→ **Material provided**
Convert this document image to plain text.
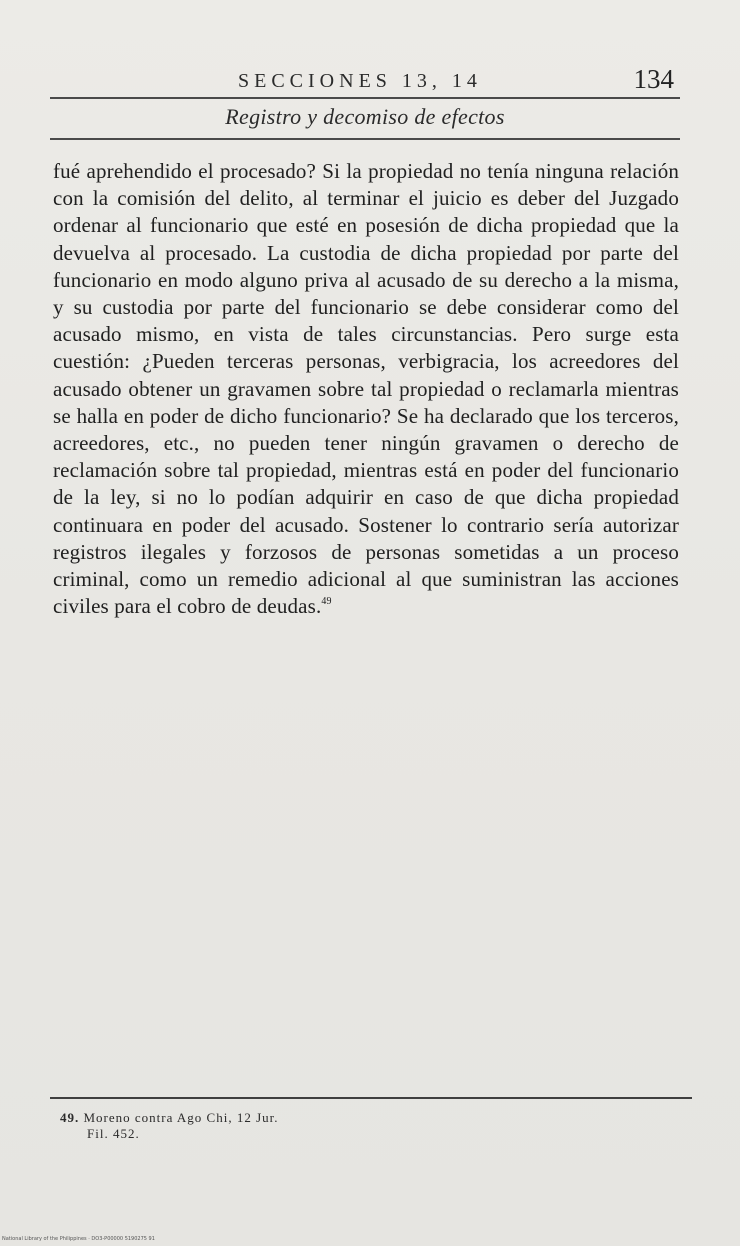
SECCIONES 13, 14	134
Registro y decomiso de efectos
fué aprehendido el procesado? Si la propiedad no tenía ninguna relación con la comisión del delito, al terminar el juicio es deber del Juzgado ordenar al funcionario que esté en posesión de dicha propiedad que la devuelva al procesado. La custodia de dicha propiedad por parte del funcionario en modo alguno priva al acusado de su derecho a la misma, y su custodia por parte del funcionario se debe considerar como del acusado mismo, en vista de tales circunstancias. Pero surge esta cuestión: ¿Pueden terceras personas, verbigracia, los acreedores del acusado obtener un gravamen sobre tal propiedad o reclamarla mientras se halla en poder de dicho funcionario? Se ha declarado que los terceros, acreedores, etc., no pueden tener ningún gravamen o derecho de reclamación sobre tal propiedad, mientras está en poder del funcionario de la ley, si no lo podían adquirir en caso de que dicha propiedad continuara en poder del acusado. Sostener lo contrario sería autorizar registros ilegales y forzosos de personas sometidas a un proceso criminal, como un remedio adicional al que suministran las acciones civiles para el cobro de deudas.$^{49}$
49. Moreno contra Ago Chi, 12 Jur.
Fil. 452.
National Library of the Philippines · DO3-P00000 5190275 91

→ **Task requirements**
Retype all the records shown above, character for character. Omit every picture.

→ **Answer to this task**
Convert this document image to plain text.
SECCIONES 13, 14	134
Registro y decomiso de efectos
fué aprehendido el procesado? Si la propiedad no tenía ninguna relación con la comisión del delito, al terminar el juicio es deber del Juzgado ordenar al funcionario que esté en posesión de dicha propiedad que la devuelva al procesado. La custodia de dicha propiedad por parte del funcionario en modo alguno priva al acusado de su derecho a la misma, y su custodia por parte del funcionario se debe considerar como del acusado mismo, en vista de tales circunstancias. Pero surge esta cuestión: ¿Pueden terceras personas, verbigracia, los acreedores del acusado obtener un gravamen sobre tal propiedad o reclamarla mientras se halla en poder de dicho funcionario? Se ha declarado que los terceros, acreedores, etc., no pueden tener ningún gravamen o derecho de reclamación sobre tal propiedad, mientras está en poder del funcionario de la ley, si no lo podían adquirir en caso de que dicha propiedad continuara en poder del acusado. Sostener lo contrario sería autorizar registros ilegales y forzosos de personas sometidas a un proceso criminal, como un remedio adicional al que suministran las acciones civiles para el cobro de deudas.$^{49}$
49. Moreno contra Ago Chi, 12 Jur.
Fil. 452.
National Library of the Philippines · DO3-P00000 5190275 91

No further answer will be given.